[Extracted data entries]
* * * *

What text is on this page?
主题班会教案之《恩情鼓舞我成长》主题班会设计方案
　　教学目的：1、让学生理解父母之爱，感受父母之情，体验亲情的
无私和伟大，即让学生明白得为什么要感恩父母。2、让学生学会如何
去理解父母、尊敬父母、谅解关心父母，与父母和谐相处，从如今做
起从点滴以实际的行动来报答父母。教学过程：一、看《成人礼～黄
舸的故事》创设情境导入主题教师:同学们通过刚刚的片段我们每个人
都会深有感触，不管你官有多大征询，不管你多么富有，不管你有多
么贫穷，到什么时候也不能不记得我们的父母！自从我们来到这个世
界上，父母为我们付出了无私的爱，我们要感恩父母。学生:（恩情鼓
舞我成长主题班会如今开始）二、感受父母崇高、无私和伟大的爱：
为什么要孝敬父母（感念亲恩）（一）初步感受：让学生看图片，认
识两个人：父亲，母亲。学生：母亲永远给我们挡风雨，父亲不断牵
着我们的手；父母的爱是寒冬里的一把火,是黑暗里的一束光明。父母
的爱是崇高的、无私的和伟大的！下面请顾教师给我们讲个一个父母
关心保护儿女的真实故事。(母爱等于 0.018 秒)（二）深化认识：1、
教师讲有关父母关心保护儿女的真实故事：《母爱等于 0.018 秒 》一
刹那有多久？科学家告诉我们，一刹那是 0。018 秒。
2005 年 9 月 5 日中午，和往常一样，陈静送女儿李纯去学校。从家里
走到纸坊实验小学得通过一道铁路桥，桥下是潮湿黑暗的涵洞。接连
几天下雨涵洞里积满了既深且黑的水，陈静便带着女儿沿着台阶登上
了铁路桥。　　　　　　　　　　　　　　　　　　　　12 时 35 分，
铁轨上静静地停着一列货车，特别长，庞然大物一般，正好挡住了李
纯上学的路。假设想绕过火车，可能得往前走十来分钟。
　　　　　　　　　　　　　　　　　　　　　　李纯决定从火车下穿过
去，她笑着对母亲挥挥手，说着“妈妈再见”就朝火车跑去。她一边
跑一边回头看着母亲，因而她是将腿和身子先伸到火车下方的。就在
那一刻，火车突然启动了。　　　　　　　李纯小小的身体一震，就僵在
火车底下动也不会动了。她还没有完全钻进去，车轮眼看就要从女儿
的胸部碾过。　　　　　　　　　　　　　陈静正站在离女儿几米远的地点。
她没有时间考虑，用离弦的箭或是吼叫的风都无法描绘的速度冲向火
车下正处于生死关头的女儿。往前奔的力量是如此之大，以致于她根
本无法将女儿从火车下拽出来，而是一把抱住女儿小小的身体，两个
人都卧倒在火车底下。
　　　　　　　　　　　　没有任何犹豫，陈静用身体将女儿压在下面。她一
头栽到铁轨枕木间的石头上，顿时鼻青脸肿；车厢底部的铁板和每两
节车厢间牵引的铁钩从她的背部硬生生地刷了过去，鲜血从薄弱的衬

* * * *

## [Exercise directions]
Exactly reproduce every line of the data above.

## [Response to this task]
What text is on this page?
主题班会教案之《恩情鼓舞我成长》主题班会设计方案
　　教学目的：1、让学生理解父母之爱，感受父母之情，体验亲情的
无私和伟大，即让学生明白得为什么要感恩父母。2、让学生学会如何
去理解父母、尊敬父母、谅解关心父母，与父母和谐相处，从如今做
起从点滴以实际的行动来报答父母。教学过程：一、看《成人礼～黄
舸的故事》创设情境导入主题教师:同学们通过刚刚的片段我们每个人
都会深有感触，不管你官有多大征询，不管你多么富有，不管你有多
么贫穷，到什么时候也不能不记得我们的父母！自从我们来到这个世
界上，父母为我们付出了无私的爱，我们要感恩父母。学生:（恩情鼓
舞我成长主题班会如今开始）二、感受父母崇高、无私和伟大的爱：
为什么要孝敬父母（感念亲恩）（一）初步感受：让学生看图片，认
识两个人：父亲，母亲。学生：母亲永远给我们挡风雨，父亲不断牵
着我们的手；父母的爱是寒冬里的一把火,是黑暗里的一束光明。父母
的爱是崇高的、无私的和伟大的！下面请顾教师给我们讲个一个父母
关心保护儿女的真实故事。(母爱等于 0.018 秒)（二）深化认识：1、
教师讲有关父母关心保护儿女的真实故事：《母爱等于 0.018 秒 》一
刹那有多久？科学家告诉我们，一刹那是 0。018 秒。
2005 年 9 月 5 日中午，和往常一样，陈静送女儿李纯去学校。从家里
走到纸坊实验小学得通过一道铁路桥，桥下是潮湿黑暗的涵洞。接连
几天下雨涵洞里积满了既深且黑的水，陈静便带着女儿沿着台阶登上
了铁路桥。　　　　　　　　　　　　　　　　　　　　12 时 35 分，
铁轨上静静地停着一列货车，特别长，庞然大物一般，正好挡住了李
纯上学的路。假设想绕过火车，可能得往前走十来分钟。
　　　　　　　　　　　　　　　　　　　　　　李纯决定从火车下穿过
去，她笑着对母亲挥挥手，说着“妈妈再见”就朝火车跑去。她一边
跑一边回头看着母亲，因而她是将腿和身子先伸到火车下方的。就在
那一刻，火车突然启动了。　　　　　　　李纯小小的身体一震，就僵在
火车底下动也不会动了。她还没有完全钻进去，车轮眼看就要从女儿
的胸部碾过。　　　　　　　　　　　　　陈静正站在离女儿几米远的地点。
她没有时间考虑，用离弦的箭或是吼叫的风都无法描绘的速度冲向火
车下正处于生死关头的女儿。往前奔的力量是如此之大，以致于她根
本无法将女儿从火车下拽出来，而是一把抱住女儿小小的身体，两个
人都卧倒在火车底下。
　　　　　　　　　　　　没有任何犹豫，陈静用身体将女儿压在下面。她一
头栽到铁轨枕木间的石头上，顿时鼻青脸肿；车厢底部的铁板和每两
节车厢间牵引的铁钩从她的背部硬生生地刷了过去，鲜血从薄弱的衬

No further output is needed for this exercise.